- **Material provided**:

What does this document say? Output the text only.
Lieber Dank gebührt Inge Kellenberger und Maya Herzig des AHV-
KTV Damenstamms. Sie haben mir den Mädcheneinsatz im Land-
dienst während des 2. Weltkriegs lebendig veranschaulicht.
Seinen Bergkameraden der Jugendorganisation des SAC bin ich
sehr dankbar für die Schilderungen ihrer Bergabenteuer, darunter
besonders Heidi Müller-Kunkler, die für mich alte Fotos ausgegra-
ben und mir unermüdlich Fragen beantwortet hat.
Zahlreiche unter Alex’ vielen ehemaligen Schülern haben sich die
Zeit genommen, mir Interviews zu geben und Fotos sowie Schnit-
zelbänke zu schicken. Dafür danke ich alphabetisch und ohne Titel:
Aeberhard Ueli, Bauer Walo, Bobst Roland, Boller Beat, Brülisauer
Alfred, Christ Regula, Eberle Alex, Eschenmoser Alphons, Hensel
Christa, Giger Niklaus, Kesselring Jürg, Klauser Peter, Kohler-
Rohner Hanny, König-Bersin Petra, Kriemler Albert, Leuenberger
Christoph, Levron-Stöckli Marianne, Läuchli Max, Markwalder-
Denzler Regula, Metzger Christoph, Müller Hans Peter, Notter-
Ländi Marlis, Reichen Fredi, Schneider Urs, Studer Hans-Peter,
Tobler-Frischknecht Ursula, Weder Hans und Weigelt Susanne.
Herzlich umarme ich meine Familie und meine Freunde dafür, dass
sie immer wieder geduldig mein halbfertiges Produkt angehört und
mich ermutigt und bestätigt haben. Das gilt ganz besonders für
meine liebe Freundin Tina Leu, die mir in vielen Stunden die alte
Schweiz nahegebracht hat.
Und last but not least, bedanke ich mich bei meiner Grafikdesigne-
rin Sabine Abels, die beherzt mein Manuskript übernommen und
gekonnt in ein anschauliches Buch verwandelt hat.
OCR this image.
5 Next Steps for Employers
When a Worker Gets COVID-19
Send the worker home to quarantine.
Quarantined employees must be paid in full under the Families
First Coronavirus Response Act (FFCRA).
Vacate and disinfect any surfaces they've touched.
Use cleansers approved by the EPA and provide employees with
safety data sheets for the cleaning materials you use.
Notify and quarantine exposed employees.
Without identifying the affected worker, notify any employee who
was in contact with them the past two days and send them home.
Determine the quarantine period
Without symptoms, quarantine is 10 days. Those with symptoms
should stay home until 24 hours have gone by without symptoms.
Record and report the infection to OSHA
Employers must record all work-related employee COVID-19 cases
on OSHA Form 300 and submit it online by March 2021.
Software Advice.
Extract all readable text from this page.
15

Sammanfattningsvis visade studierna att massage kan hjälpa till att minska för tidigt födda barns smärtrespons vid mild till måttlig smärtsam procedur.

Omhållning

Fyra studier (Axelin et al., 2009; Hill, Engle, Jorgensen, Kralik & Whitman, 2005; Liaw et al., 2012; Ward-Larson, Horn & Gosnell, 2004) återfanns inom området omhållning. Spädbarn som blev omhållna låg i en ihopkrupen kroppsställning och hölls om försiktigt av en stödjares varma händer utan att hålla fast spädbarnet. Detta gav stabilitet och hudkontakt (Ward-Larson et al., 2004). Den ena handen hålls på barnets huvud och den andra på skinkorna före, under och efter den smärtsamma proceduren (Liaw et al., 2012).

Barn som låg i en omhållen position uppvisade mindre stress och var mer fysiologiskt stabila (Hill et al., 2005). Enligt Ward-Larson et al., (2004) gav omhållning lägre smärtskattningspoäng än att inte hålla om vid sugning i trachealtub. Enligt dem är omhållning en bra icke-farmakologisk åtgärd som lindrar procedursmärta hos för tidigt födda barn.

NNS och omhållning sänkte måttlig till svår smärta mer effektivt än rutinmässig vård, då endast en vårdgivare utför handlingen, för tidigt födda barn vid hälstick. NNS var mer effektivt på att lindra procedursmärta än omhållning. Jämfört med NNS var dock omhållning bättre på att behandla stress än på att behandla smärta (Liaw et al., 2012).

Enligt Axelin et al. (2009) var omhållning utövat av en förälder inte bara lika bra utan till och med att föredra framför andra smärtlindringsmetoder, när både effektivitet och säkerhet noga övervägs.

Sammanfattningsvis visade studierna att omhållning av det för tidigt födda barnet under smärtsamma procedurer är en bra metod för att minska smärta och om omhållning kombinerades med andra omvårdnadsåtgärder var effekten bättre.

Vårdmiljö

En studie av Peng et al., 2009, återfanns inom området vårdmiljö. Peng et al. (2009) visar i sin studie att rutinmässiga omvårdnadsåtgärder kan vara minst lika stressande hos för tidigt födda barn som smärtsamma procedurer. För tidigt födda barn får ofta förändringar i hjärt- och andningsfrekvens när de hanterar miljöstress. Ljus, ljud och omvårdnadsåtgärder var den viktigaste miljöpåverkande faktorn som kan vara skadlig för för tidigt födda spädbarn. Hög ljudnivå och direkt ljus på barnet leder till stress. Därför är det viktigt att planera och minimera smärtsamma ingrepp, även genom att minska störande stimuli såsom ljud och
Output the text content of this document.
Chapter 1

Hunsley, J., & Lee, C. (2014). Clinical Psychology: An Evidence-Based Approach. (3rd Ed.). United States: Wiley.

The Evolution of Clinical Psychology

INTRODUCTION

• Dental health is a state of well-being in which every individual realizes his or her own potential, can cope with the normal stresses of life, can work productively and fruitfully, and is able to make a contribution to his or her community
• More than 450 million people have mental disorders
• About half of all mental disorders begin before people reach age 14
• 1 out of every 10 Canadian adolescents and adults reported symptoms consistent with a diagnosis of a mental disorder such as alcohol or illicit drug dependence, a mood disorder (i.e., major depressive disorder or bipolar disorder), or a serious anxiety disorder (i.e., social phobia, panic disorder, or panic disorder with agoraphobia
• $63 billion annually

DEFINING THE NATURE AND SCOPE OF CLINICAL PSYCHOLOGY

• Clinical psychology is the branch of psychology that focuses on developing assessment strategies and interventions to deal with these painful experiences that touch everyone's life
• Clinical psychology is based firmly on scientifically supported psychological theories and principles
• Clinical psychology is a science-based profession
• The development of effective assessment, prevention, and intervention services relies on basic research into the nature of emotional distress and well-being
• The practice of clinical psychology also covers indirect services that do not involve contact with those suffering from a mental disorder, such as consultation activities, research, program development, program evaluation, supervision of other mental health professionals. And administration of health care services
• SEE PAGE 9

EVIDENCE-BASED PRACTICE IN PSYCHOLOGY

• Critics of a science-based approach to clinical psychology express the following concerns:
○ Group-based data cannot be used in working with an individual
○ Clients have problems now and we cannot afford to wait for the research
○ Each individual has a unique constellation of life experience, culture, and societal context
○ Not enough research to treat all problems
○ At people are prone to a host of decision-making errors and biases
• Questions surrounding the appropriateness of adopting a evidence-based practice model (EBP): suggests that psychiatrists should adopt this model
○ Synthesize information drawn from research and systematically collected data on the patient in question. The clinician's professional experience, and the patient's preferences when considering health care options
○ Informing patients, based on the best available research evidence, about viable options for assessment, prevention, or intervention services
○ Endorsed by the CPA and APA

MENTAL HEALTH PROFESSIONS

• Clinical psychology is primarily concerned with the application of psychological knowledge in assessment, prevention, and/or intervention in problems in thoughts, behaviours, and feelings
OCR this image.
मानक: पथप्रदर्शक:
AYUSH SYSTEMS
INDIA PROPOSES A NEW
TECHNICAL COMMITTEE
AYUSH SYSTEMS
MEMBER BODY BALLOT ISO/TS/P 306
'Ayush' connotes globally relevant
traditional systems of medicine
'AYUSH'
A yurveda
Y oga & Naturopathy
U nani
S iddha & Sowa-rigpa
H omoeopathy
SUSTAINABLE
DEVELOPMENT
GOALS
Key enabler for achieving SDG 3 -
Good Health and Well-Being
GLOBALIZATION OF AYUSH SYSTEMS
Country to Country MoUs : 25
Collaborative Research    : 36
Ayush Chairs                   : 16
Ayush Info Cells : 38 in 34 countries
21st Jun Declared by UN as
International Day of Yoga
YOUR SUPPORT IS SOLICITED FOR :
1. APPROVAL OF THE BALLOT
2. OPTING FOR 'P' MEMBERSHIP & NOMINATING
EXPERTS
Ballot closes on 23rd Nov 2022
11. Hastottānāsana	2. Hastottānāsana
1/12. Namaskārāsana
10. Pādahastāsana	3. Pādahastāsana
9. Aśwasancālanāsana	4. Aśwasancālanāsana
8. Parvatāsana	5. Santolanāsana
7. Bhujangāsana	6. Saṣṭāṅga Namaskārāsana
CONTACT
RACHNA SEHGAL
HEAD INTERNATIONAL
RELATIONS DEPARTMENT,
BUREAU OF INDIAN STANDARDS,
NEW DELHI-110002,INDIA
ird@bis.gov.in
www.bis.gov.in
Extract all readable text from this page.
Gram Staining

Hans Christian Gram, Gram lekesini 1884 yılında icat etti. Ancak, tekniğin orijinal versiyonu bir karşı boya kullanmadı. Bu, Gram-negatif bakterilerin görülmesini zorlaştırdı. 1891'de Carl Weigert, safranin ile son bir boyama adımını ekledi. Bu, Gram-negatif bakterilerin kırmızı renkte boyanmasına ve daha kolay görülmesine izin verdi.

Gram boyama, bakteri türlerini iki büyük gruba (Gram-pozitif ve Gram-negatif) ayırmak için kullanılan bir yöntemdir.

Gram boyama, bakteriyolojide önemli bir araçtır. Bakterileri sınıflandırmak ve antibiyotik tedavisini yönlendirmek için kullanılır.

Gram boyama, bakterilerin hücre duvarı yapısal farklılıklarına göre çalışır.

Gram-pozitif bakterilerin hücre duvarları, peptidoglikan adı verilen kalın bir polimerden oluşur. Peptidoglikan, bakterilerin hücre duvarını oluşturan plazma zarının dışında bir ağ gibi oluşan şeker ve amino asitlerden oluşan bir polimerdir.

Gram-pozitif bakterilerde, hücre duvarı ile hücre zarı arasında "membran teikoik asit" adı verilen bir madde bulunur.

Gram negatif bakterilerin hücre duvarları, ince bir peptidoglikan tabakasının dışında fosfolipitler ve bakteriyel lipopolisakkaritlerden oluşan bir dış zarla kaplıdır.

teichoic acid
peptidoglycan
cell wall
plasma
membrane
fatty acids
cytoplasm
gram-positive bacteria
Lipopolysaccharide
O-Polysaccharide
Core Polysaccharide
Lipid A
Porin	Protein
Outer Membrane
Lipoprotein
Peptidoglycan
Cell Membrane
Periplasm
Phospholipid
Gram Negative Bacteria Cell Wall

- **What is being asked**: Copy each line of the listing that contains the string "must".

- **Solution**:
Quarantined employees must be paid in full under the Families
Employers must record all work-related employee COVID-19 cases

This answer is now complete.